#### STATED GOAL:
Return the entries below verbatim. Pictures stay out.
====
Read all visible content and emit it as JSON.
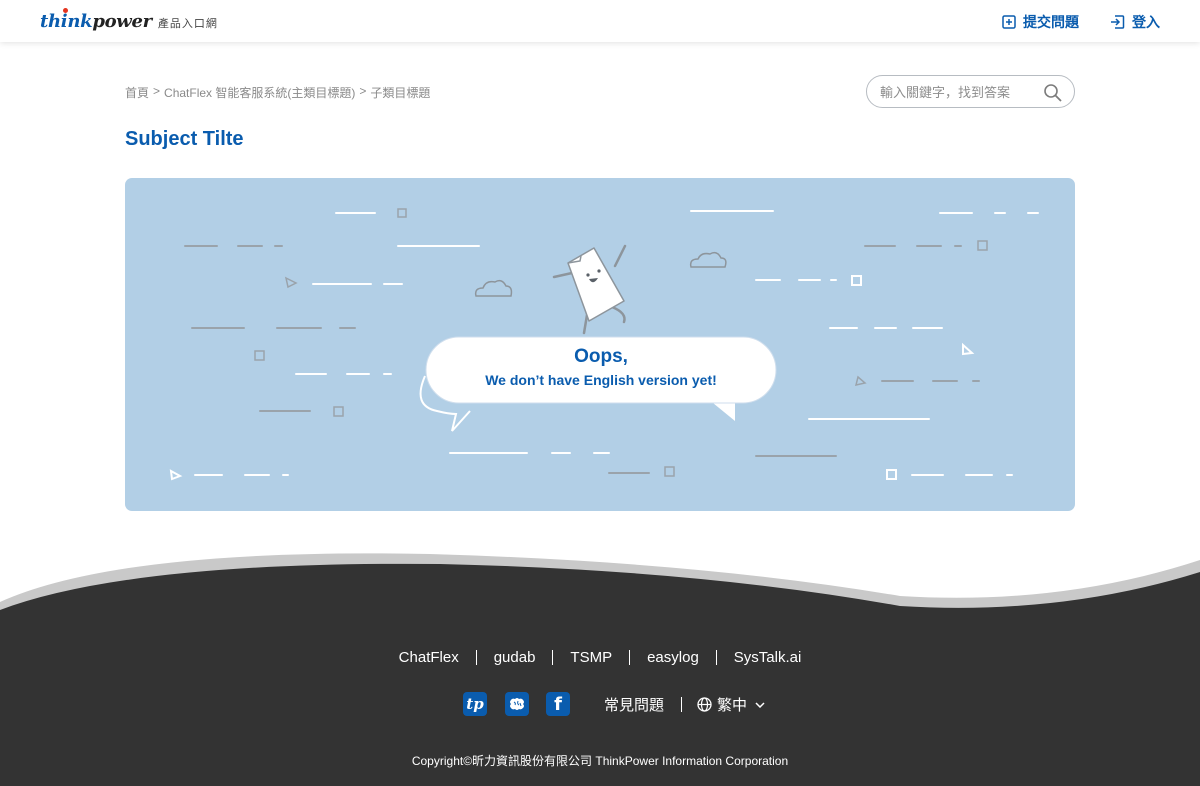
{
  "header": {
    "logo_think": "think",
    "logo_power": "power",
    "logo_sub": "產品入口網",
    "submit_label": "提交問題",
    "login_label": "登入"
  },
  "breadcrumb": {
    "home": "首頁",
    "sep": ">",
    "category": "ChatFlex 智能客服系統(主類目標題)",
    "subcategory": "子類目標題"
  },
  "search": {
    "placeholder": "輸入關鍵字，找到答案"
  },
  "page": {
    "title": "Subject Tilte"
  },
  "banner": {
    "heading": "Oops,",
    "message": "We don’t have English version yet!"
  },
  "footer": {
    "links": [
      "ChatFlex",
      "gudab",
      "TSMP",
      "easylog",
      "SysTalk.ai"
    ],
    "social_tp": "tp",
    "social_fb": "f",
    "faq": "常見問題",
    "language": "繁中",
    "copyright": "Copyright©昕力資訊股份有限公司 ThinkPower Information Corporation"
  },
  "colors": {
    "brand_blue": "#0a5cae",
    "banner_bg": "#b2cfe6",
    "footer_bg": "#333333",
    "logo_dot": "#e4341f"
  },
  "icons": {
    "submit": "plus-square-icon",
    "login": "login-arrow-icon",
    "search": "search-icon",
    "language": "globe-icon",
    "dropdown": "chevron-down-icon",
    "social": [
      "thinkpower-tp-icon",
      "brain-icon",
      "facebook-icon"
    ]
  }
}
====
#### TASK RESPONSE:
Read all visible content and emit it as JSON.
{
  "header": {
    "logo_think": "think",
    "logo_power": "power",
    "logo_sub": "產品入口網",
    "submit_label": "提交問題",
    "login_label": "登入"
  },
  "breadcrumb": {
    "home": "首頁",
    "sep": ">",
    "category": "ChatFlex 智能客服系統(主類目標題)",
    "subcategory": "子類目標題"
  },
  "search": {
    "placeholder": "輸入關鍵字，找到答案"
  },
  "page": {
    "title": "Subject Tilte"
  },
  "banner": {
    "heading": "Oops,",
    "message": "We don’t have English version yet!"
  },
  "footer": {
    "links": [
      "ChatFlex",
      "gudab",
      "TSMP",
      "easylog",
      "SysTalk.ai"
    ],
    "social_tp": "tp",
    "social_fb": "f",
    "faq": "常見問題",
    "language": "繁中",
    "copyright": "Copyright©昕力資訊股份有限公司 ThinkPower Information Corporation"
  },
  "colors": {
    "brand_blue": "#0a5cae",
    "banner_bg": "#b2cfe6",
    "footer_bg": "#333333",
    "logo_dot": "#e4341f"
  },
  "icons": {
    "submit": "plus-square-icon",
    "login": "login-arrow-icon",
    "search": "search-icon",
    "language": "globe-icon",
    "dropdown": "chevron-down-icon",
    "social": [
      "thinkpower-tp-icon",
      "brain-icon",
      "facebook-icon"
    ]
  }
}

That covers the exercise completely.